**Material shown:**
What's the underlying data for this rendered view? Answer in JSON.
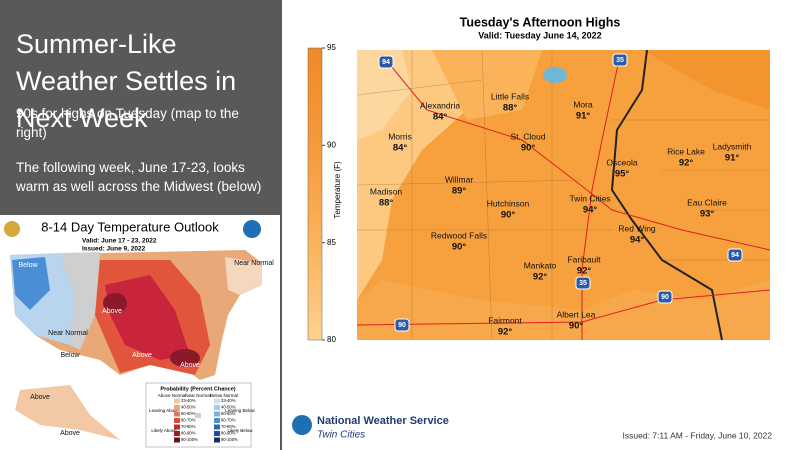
{
  "slide": {
    "title": "Summer-Like Weather Settles in Next Week",
    "bullets": [
      "90s for highs on Tuesday (map to the right)",
      "The following week, June 17-23, looks warm as well across the Midwest (below)"
    ]
  },
  "outlook_map": {
    "title": "8-14 Day Temperature Outlook",
    "valid": "Valid:  June 17 - 23, 2022",
    "issued": "Issued:  June 9, 2022",
    "region_labels": [
      "Below",
      "Near Normal",
      "Above",
      "Below",
      "Above",
      "Above",
      "Near Normal",
      "Above",
      "Above"
    ],
    "legend": {
      "title": "Probability (Percent Chance)",
      "headers": [
        "Above Normal",
        "Near Normal",
        "Below Normal"
      ],
      "side_labels": [
        "Leaning Above",
        "Likely Above",
        "Leaning Below",
        "Likely Below"
      ],
      "classes": [
        "33-40%",
        "40-50%",
        "50-60%",
        "60-70%",
        "70-80%",
        "80-90%",
        "90-100%"
      ]
    }
  },
  "highs_map": {
    "title": "Tuesday's Afternoon Highs",
    "valid": "Valid: Tuesday June 14, 2022",
    "colorbar": {
      "label": "Temperature (F)",
      "range": [
        80,
        95
      ],
      "ticks": [
        80,
        85,
        90,
        95
      ]
    },
    "cities": [
      {
        "name": "Alexandria",
        "temp": "84°"
      },
      {
        "name": "Little Falls",
        "temp": "88°"
      },
      {
        "name": "Mora",
        "temp": "91°"
      },
      {
        "name": "Morris",
        "temp": "84°"
      },
      {
        "name": "St. Cloud",
        "temp": "90°"
      },
      {
        "name": "Osceola",
        "temp": "95°"
      },
      {
        "name": "Rice Lake",
        "temp": "92°"
      },
      {
        "name": "Ladysmith",
        "temp": "91°"
      },
      {
        "name": "Madison",
        "temp": "88°"
      },
      {
        "name": "Willmar",
        "temp": "89°"
      },
      {
        "name": "Hutchinson",
        "temp": "90°"
      },
      {
        "name": "Twin Cities",
        "temp": "94°"
      },
      {
        "name": "Eau Claire",
        "temp": "93°"
      },
      {
        "name": "Redwood Falls",
        "temp": "90°"
      },
      {
        "name": "Red Wing",
        "temp": "94°"
      },
      {
        "name": "Faribault",
        "temp": "92°"
      },
      {
        "name": "Mankato",
        "temp": "92°"
      },
      {
        "name": "Fairmont",
        "temp": "92°"
      },
      {
        "name": "Albert Lea",
        "temp": "90°"
      }
    ],
    "highways": [
      "94",
      "35",
      "94",
      "90",
      "90",
      "35"
    ]
  },
  "footer": {
    "agency": "National Weather Service",
    "office": "Twin Cities",
    "issued": "Issued: 7:11 AM - Friday, June 10, 2022"
  }
}
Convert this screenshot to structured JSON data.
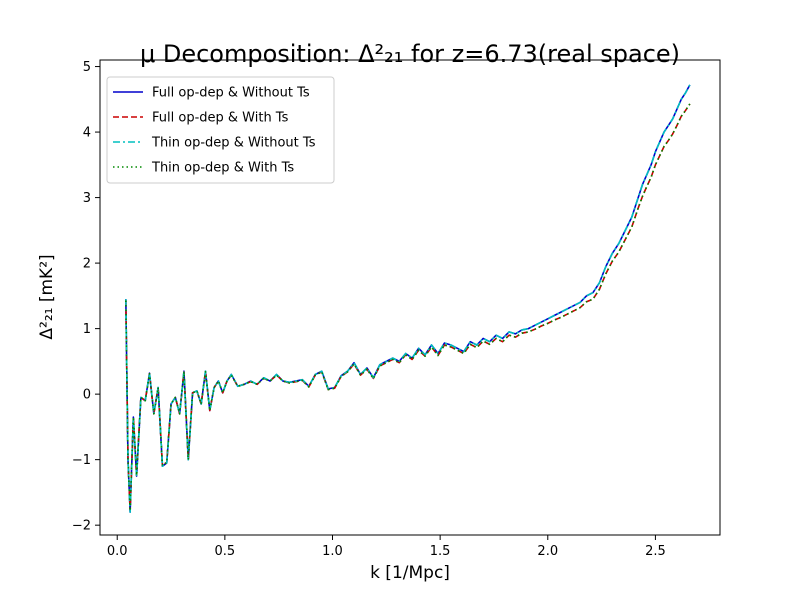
{
  "chart_data": {
    "type": "line",
    "title": "μ Decomposition: Δ²₂₁ for z=6.73(real space)",
    "xlabel": "k [1/Mpc]",
    "ylabel": "Δ²₂₁ [mK²]",
    "xlim": [
      -0.08,
      2.8
    ],
    "ylim": [
      -2.15,
      5.1
    ],
    "xticks": [
      0.0,
      0.5,
      1.0,
      1.5,
      2.0,
      2.5
    ],
    "xtick_labels": [
      "0.0",
      "0.5",
      "1.0",
      "1.5",
      "2.0",
      "2.5"
    ],
    "yticks": [
      -2,
      -1,
      0,
      1,
      2,
      3,
      4,
      5
    ],
    "ytick_labels": [
      "−2",
      "−1",
      "0",
      "1",
      "2",
      "3",
      "4",
      "5"
    ],
    "grid": false,
    "legend_position": "top-left",
    "series": [
      {
        "name": "Full op-dep & Without Ts",
        "color": "#0000cc",
        "dash": "solid",
        "x": [
          0.04,
          0.05,
          0.06,
          0.075,
          0.09,
          0.11,
          0.13,
          0.15,
          0.17,
          0.19,
          0.21,
          0.23,
          0.25,
          0.27,
          0.29,
          0.31,
          0.33,
          0.35,
          0.37,
          0.39,
          0.41,
          0.43,
          0.45,
          0.47,
          0.49,
          0.51,
          0.53,
          0.56,
          0.59,
          0.62,
          0.65,
          0.68,
          0.71,
          0.74,
          0.77,
          0.8,
          0.83,
          0.86,
          0.89,
          0.92,
          0.95,
          0.98,
          1.01,
          1.04,
          1.07,
          1.1,
          1.13,
          1.16,
          1.19,
          1.22,
          1.25,
          1.28,
          1.31,
          1.34,
          1.37,
          1.4,
          1.43,
          1.46,
          1.49,
          1.52,
          1.55,
          1.58,
          1.61,
          1.64,
          1.67,
          1.7,
          1.73,
          1.76,
          1.79,
          1.82,
          1.85,
          1.88,
          1.91,
          1.94,
          1.97,
          2.0,
          2.03,
          2.06,
          2.09,
          2.12,
          2.15,
          2.18,
          2.21,
          2.24,
          2.27,
          2.3,
          2.33,
          2.36,
          2.39,
          2.42,
          2.44,
          2.46,
          2.48,
          2.5,
          2.52,
          2.54,
          2.56,
          2.58,
          2.6,
          2.62,
          2.64,
          2.66
        ],
        "y": [
          1.45,
          -1.0,
          -1.8,
          -0.35,
          -1.25,
          -0.05,
          -0.1,
          0.32,
          -0.3,
          0.1,
          -1.1,
          -1.05,
          -0.15,
          -0.05,
          -0.3,
          0.35,
          -1.0,
          0.02,
          0.05,
          -0.15,
          0.35,
          -0.25,
          0.1,
          0.2,
          0.02,
          0.2,
          0.3,
          0.12,
          0.15,
          0.2,
          0.15,
          0.25,
          0.2,
          0.3,
          0.2,
          0.18,
          0.2,
          0.22,
          0.12,
          0.3,
          0.35,
          0.08,
          0.1,
          0.28,
          0.35,
          0.48,
          0.3,
          0.4,
          0.25,
          0.45,
          0.5,
          0.55,
          0.5,
          0.62,
          0.55,
          0.7,
          0.6,
          0.75,
          0.62,
          0.78,
          0.75,
          0.7,
          0.65,
          0.8,
          0.75,
          0.85,
          0.8,
          0.9,
          0.85,
          0.95,
          0.92,
          0.98,
          1.0,
          1.05,
          1.1,
          1.15,
          1.2,
          1.25,
          1.3,
          1.35,
          1.4,
          1.5,
          1.55,
          1.7,
          1.95,
          2.15,
          2.3,
          2.5,
          2.7,
          3.0,
          3.2,
          3.35,
          3.5,
          3.7,
          3.85,
          4.0,
          4.1,
          4.2,
          4.35,
          4.5,
          4.6,
          4.72
        ]
      },
      {
        "name": "Full op-dep & With Ts",
        "color": "#cc0000",
        "dash": "dashed",
        "x": [
          0.04,
          0.05,
          0.06,
          0.075,
          0.09,
          0.11,
          0.13,
          0.15,
          0.17,
          0.19,
          0.21,
          0.23,
          0.25,
          0.27,
          0.29,
          0.31,
          0.33,
          0.35,
          0.37,
          0.39,
          0.41,
          0.43,
          0.45,
          0.47,
          0.49,
          0.51,
          0.53,
          0.56,
          0.59,
          0.62,
          0.65,
          0.68,
          0.71,
          0.74,
          0.77,
          0.8,
          0.83,
          0.86,
          0.89,
          0.92,
          0.95,
          0.98,
          1.01,
          1.04,
          1.07,
          1.1,
          1.13,
          1.16,
          1.19,
          1.22,
          1.25,
          1.28,
          1.31,
          1.34,
          1.37,
          1.4,
          1.43,
          1.46,
          1.49,
          1.52,
          1.55,
          1.58,
          1.61,
          1.64,
          1.67,
          1.7,
          1.73,
          1.76,
          1.79,
          1.82,
          1.85,
          1.88,
          1.91,
          1.94,
          1.97,
          2.0,
          2.03,
          2.06,
          2.09,
          2.12,
          2.15,
          2.18,
          2.21,
          2.24,
          2.27,
          2.3,
          2.33,
          2.36,
          2.39,
          2.42,
          2.44,
          2.46,
          2.48,
          2.5,
          2.52,
          2.54,
          2.56,
          2.58,
          2.6,
          2.62,
          2.64,
          2.66
        ],
        "y": [
          1.43,
          -1.0,
          -1.78,
          -0.35,
          -1.24,
          -0.05,
          -0.1,
          0.31,
          -0.3,
          0.1,
          -1.09,
          -1.04,
          -0.15,
          -0.05,
          -0.3,
          0.34,
          -1.0,
          0.02,
          0.05,
          -0.15,
          0.34,
          -0.25,
          0.1,
          0.2,
          0.02,
          0.2,
          0.29,
          0.12,
          0.15,
          0.19,
          0.15,
          0.24,
          0.2,
          0.29,
          0.2,
          0.17,
          0.19,
          0.21,
          0.11,
          0.29,
          0.34,
          0.07,
          0.09,
          0.27,
          0.34,
          0.46,
          0.29,
          0.38,
          0.24,
          0.43,
          0.48,
          0.53,
          0.48,
          0.6,
          0.53,
          0.67,
          0.58,
          0.72,
          0.59,
          0.75,
          0.72,
          0.67,
          0.62,
          0.76,
          0.71,
          0.81,
          0.76,
          0.85,
          0.8,
          0.9,
          0.87,
          0.93,
          0.95,
          0.99,
          1.04,
          1.08,
          1.13,
          1.17,
          1.22,
          1.27,
          1.32,
          1.41,
          1.45,
          1.6,
          1.84,
          2.03,
          2.17,
          2.36,
          2.55,
          2.84,
          3.02,
          3.17,
          3.31,
          3.5,
          3.64,
          3.78,
          3.87,
          3.97,
          4.1,
          4.24,
          4.33,
          4.43
        ]
      },
      {
        "name": "Thin op-dep & Without Ts",
        "color": "#00bfbf",
        "dash": "dashdot",
        "x": [
          0.04,
          0.05,
          0.06,
          0.075,
          0.09,
          0.11,
          0.13,
          0.15,
          0.17,
          0.19,
          0.21,
          0.23,
          0.25,
          0.27,
          0.29,
          0.31,
          0.33,
          0.35,
          0.37,
          0.39,
          0.41,
          0.43,
          0.45,
          0.47,
          0.49,
          0.51,
          0.53,
          0.56,
          0.59,
          0.62,
          0.65,
          0.68,
          0.71,
          0.74,
          0.77,
          0.8,
          0.83,
          0.86,
          0.89,
          0.92,
          0.95,
          0.98,
          1.01,
          1.04,
          1.07,
          1.1,
          1.13,
          1.16,
          1.19,
          1.22,
          1.25,
          1.28,
          1.31,
          1.34,
          1.37,
          1.4,
          1.43,
          1.46,
          1.49,
          1.52,
          1.55,
          1.58,
          1.61,
          1.64,
          1.67,
          1.7,
          1.73,
          1.76,
          1.79,
          1.82,
          1.85,
          1.88,
          1.91,
          1.94,
          1.97,
          2.0,
          2.03,
          2.06,
          2.09,
          2.12,
          2.15,
          2.18,
          2.21,
          2.24,
          2.27,
          2.3,
          2.33,
          2.36,
          2.39,
          2.42,
          2.44,
          2.46,
          2.48,
          2.5,
          2.52,
          2.54,
          2.56,
          2.58,
          2.6,
          2.62,
          2.64,
          2.66
        ],
        "y": [
          1.45,
          -1.0,
          -1.8,
          -0.35,
          -1.25,
          -0.05,
          -0.1,
          0.32,
          -0.3,
          0.1,
          -1.1,
          -1.05,
          -0.15,
          -0.05,
          -0.3,
          0.35,
          -1.0,
          0.02,
          0.05,
          -0.15,
          0.35,
          -0.25,
          0.1,
          0.2,
          0.02,
          0.2,
          0.3,
          0.12,
          0.15,
          0.2,
          0.15,
          0.25,
          0.2,
          0.3,
          0.2,
          0.18,
          0.2,
          0.22,
          0.12,
          0.3,
          0.35,
          0.08,
          0.1,
          0.28,
          0.35,
          0.48,
          0.3,
          0.4,
          0.25,
          0.45,
          0.5,
          0.55,
          0.5,
          0.62,
          0.55,
          0.7,
          0.6,
          0.75,
          0.62,
          0.78,
          0.75,
          0.7,
          0.65,
          0.8,
          0.75,
          0.85,
          0.8,
          0.9,
          0.85,
          0.95,
          0.92,
          0.98,
          1.0,
          1.05,
          1.1,
          1.15,
          1.2,
          1.25,
          1.3,
          1.35,
          1.4,
          1.5,
          1.55,
          1.7,
          1.95,
          2.15,
          2.3,
          2.5,
          2.7,
          3.0,
          3.2,
          3.35,
          3.5,
          3.7,
          3.85,
          4.0,
          4.1,
          4.2,
          4.35,
          4.5,
          4.6,
          4.72
        ]
      },
      {
        "name": "Thin op-dep & With Ts",
        "color": "#008800",
        "dash": "dotted",
        "x": [
          0.04,
          0.05,
          0.06,
          0.075,
          0.09,
          0.11,
          0.13,
          0.15,
          0.17,
          0.19,
          0.21,
          0.23,
          0.25,
          0.27,
          0.29,
          0.31,
          0.33,
          0.35,
          0.37,
          0.39,
          0.41,
          0.43,
          0.45,
          0.47,
          0.49,
          0.51,
          0.53,
          0.56,
          0.59,
          0.62,
          0.65,
          0.68,
          0.71,
          0.74,
          0.77,
          0.8,
          0.83,
          0.86,
          0.89,
          0.92,
          0.95,
          0.98,
          1.01,
          1.04,
          1.07,
          1.1,
          1.13,
          1.16,
          1.19,
          1.22,
          1.25,
          1.28,
          1.31,
          1.34,
          1.37,
          1.4,
          1.43,
          1.46,
          1.49,
          1.52,
          1.55,
          1.58,
          1.61,
          1.64,
          1.67,
          1.7,
          1.73,
          1.76,
          1.79,
          1.82,
          1.85,
          1.88,
          1.91,
          1.94,
          1.97,
          2.0,
          2.03,
          2.06,
          2.09,
          2.12,
          2.15,
          2.18,
          2.21,
          2.24,
          2.27,
          2.3,
          2.33,
          2.36,
          2.39,
          2.42,
          2.44,
          2.46,
          2.48,
          2.5,
          2.52,
          2.54,
          2.56,
          2.58,
          2.6,
          2.62,
          2.64,
          2.66
        ],
        "y": [
          1.43,
          -1.0,
          -1.78,
          -0.35,
          -1.24,
          -0.05,
          -0.1,
          0.31,
          -0.3,
          0.1,
          -1.09,
          -1.04,
          -0.15,
          -0.05,
          -0.3,
          0.34,
          -1.0,
          0.02,
          0.05,
          -0.15,
          0.34,
          -0.25,
          0.1,
          0.2,
          0.02,
          0.2,
          0.29,
          0.12,
          0.15,
          0.19,
          0.15,
          0.24,
          0.2,
          0.29,
          0.2,
          0.17,
          0.19,
          0.21,
          0.11,
          0.29,
          0.34,
          0.07,
          0.09,
          0.27,
          0.34,
          0.46,
          0.29,
          0.38,
          0.24,
          0.43,
          0.48,
          0.53,
          0.48,
          0.6,
          0.53,
          0.67,
          0.58,
          0.72,
          0.59,
          0.75,
          0.72,
          0.67,
          0.62,
          0.76,
          0.71,
          0.81,
          0.76,
          0.85,
          0.8,
          0.9,
          0.87,
          0.93,
          0.95,
          0.99,
          1.04,
          1.08,
          1.13,
          1.17,
          1.22,
          1.27,
          1.32,
          1.41,
          1.45,
          1.6,
          1.84,
          2.03,
          2.17,
          2.36,
          2.55,
          2.84,
          3.02,
          3.17,
          3.31,
          3.5,
          3.64,
          3.78,
          3.87,
          3.97,
          4.1,
          4.24,
          4.33,
          4.43
        ]
      }
    ]
  }
}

**What is asked:** Give the number of lines in the records that contain the string "this", with no other output.

**Written solution:** 2